* Source material:
+ + + +

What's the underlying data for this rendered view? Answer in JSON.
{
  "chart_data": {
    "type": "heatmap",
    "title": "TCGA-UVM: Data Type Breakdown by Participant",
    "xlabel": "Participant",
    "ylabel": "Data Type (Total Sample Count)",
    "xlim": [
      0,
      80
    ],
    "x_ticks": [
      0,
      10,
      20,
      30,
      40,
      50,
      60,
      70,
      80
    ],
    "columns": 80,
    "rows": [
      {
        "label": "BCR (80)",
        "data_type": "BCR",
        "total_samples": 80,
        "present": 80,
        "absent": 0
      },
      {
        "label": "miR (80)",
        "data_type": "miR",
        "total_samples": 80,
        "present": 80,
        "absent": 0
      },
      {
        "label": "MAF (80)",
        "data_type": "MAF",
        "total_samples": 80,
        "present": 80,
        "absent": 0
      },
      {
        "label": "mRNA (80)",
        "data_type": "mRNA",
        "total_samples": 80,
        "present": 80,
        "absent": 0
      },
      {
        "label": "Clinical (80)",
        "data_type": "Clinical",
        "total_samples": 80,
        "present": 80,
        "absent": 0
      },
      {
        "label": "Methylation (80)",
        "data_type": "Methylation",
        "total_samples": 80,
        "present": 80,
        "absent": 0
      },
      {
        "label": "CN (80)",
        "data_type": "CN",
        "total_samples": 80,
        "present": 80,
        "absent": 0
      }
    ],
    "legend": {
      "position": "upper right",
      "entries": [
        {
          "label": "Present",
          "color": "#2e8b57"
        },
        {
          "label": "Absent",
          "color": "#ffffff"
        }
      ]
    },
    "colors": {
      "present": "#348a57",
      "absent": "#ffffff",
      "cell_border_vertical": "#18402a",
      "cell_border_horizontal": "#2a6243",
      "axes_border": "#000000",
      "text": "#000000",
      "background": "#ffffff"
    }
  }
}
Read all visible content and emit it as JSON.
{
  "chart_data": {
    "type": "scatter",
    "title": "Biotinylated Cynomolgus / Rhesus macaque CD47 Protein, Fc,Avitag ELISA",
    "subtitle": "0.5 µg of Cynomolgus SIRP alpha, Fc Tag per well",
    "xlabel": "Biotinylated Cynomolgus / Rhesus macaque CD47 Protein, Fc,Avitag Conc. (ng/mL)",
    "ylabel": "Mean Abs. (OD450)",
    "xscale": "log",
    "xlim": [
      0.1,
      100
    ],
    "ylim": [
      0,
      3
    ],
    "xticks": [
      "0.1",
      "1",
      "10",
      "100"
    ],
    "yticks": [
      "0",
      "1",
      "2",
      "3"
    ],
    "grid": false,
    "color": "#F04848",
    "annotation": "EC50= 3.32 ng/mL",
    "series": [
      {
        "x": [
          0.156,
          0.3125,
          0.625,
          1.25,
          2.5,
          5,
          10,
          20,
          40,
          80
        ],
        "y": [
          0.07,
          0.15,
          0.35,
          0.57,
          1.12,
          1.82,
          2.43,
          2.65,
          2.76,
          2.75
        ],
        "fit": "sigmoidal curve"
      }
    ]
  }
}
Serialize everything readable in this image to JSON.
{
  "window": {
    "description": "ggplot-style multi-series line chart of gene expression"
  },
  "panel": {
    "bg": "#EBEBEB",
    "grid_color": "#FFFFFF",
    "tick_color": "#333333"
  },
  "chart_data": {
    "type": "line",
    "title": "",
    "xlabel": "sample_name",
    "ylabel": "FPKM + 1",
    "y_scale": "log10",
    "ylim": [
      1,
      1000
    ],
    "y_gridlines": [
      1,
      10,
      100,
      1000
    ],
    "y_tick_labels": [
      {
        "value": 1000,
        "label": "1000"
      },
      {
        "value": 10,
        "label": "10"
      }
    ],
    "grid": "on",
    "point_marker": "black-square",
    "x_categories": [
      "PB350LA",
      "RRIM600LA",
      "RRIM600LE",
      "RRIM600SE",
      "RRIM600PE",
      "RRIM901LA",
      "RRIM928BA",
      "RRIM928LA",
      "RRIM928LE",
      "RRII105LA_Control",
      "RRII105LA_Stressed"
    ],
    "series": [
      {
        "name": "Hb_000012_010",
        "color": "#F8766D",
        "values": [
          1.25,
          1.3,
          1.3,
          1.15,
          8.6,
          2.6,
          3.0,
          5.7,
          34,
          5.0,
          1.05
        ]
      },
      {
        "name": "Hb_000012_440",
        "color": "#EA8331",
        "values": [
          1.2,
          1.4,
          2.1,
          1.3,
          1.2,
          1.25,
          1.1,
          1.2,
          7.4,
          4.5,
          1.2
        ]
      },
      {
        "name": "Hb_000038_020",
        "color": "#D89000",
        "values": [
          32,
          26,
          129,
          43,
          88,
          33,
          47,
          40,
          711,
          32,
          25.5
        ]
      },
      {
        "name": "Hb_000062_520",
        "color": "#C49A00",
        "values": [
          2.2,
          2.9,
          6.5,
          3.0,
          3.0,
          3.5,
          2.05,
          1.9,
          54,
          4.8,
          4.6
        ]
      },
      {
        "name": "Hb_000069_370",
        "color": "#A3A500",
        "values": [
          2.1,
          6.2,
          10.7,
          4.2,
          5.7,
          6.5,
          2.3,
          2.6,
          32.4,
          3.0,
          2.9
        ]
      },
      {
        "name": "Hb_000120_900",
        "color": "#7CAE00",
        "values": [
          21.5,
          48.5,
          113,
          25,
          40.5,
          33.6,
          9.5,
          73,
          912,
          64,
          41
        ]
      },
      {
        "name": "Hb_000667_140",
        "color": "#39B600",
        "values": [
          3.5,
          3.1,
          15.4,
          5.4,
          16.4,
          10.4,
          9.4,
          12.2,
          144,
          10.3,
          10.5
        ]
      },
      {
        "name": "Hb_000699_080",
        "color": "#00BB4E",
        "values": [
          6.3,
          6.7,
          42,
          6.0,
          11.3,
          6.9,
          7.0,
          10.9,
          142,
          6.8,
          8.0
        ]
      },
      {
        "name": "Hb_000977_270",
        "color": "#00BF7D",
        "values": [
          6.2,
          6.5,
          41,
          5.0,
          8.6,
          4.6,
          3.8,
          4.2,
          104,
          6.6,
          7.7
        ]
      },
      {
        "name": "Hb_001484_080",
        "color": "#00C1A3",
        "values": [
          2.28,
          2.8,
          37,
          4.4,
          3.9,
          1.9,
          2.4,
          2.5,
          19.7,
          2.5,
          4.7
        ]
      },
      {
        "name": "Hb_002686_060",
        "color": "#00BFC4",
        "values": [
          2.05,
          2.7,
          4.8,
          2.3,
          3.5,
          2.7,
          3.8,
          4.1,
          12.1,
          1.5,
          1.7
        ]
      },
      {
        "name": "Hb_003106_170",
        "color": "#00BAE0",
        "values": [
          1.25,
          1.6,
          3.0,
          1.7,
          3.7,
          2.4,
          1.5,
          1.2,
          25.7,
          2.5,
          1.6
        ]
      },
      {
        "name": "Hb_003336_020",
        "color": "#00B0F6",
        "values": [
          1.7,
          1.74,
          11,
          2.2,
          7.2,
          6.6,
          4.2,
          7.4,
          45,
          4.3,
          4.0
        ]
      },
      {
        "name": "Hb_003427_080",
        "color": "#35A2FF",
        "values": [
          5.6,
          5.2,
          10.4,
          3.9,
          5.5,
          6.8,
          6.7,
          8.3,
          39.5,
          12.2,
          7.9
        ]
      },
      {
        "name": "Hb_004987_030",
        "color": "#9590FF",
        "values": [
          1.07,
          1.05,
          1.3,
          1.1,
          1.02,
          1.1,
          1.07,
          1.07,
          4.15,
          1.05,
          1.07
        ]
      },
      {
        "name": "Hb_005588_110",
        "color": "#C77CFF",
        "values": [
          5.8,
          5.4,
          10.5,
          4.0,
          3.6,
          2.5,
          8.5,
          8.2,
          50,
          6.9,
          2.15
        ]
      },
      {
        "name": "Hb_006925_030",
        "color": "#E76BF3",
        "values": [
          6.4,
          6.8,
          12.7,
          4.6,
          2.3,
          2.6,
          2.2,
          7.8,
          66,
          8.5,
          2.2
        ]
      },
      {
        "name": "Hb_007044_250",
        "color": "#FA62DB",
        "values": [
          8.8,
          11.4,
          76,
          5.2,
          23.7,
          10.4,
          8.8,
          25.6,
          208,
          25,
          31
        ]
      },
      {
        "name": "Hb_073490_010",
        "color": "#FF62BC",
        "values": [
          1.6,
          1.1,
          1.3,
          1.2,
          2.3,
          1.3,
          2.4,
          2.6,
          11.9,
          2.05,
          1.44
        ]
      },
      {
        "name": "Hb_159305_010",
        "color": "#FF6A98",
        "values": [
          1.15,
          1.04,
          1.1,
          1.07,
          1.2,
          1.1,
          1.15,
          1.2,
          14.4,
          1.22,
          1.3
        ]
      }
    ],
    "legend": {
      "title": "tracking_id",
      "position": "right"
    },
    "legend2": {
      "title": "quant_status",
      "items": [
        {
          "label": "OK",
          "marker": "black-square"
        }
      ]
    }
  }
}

+ + + +

* Requirement: Copy every line of the data where "macaque" is found.

* Answer:
    "title": "Biotinylated Cynomolgus / Rhesus macaque CD47 Protein, Fc,Avitag ELISA",
    "xlabel": "Biotinylated Cynomolgus / Rhesus macaque CD47 Protein, Fc,Avitag Conc. (ng/mL)",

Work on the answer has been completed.